• **Records**
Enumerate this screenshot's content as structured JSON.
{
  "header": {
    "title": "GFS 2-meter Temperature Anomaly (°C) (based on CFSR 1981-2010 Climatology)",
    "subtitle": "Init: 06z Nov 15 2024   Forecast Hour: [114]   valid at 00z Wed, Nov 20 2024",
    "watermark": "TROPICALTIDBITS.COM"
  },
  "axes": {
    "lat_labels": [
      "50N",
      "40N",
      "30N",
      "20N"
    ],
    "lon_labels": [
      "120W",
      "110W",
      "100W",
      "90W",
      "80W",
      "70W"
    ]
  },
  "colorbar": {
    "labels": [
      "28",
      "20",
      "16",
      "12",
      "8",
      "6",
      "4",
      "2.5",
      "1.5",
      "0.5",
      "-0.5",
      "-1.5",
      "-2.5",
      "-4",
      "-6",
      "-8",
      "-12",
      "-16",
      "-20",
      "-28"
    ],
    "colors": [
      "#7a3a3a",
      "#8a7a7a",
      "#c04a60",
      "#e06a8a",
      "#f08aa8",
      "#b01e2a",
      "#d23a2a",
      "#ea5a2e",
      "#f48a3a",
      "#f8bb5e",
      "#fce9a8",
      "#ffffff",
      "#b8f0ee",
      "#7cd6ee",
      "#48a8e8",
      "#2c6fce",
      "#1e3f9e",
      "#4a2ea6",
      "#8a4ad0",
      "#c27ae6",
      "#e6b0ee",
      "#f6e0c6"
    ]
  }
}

• **Directive**
Every line of the data above should be copied exactly.

• **Solution for this problem**
Enumerate this screenshot's content as structured JSON.
{
  "header": {
    "title": "GFS 2-meter Temperature Anomaly (°C) (based on CFSR 1981-2010 Climatology)",
    "subtitle": "Init: 06z Nov 15 2024   Forecast Hour: [114]   valid at 00z Wed, Nov 20 2024",
    "watermark": "TROPICALTIDBITS.COM"
  },
  "axes": {
    "lat_labels": [
      "50N",
      "40N",
      "30N",
      "20N"
    ],
    "lon_labels": [
      "120W",
      "110W",
      "100W",
      "90W",
      "80W",
      "70W"
    ]
  },
  "colorbar": {
    "labels": [
      "28",
      "20",
      "16",
      "12",
      "8",
      "6",
      "4",
      "2.5",
      "1.5",
      "0.5",
      "-0.5",
      "-1.5",
      "-2.5",
      "-4",
      "-6",
      "-8",
      "-12",
      "-16",
      "-20",
      "-28"
    ],
    "colors": [
      "#7a3a3a",
      "#8a7a7a",
      "#c04a60",
      "#e06a8a",
      "#f08aa8",
      "#b01e2a",
      "#d23a2a",
      "#ea5a2e",
      "#f48a3a",
      "#f8bb5e",
      "#fce9a8",
      "#ffffff",
      "#b8f0ee",
      "#7cd6ee",
      "#48a8e8",
      "#2c6fce",
      "#1e3f9e",
      "#4a2ea6",
      "#8a4ad0",
      "#c27ae6",
      "#e6b0ee",
      "#f6e0c6"
    ]
  }
}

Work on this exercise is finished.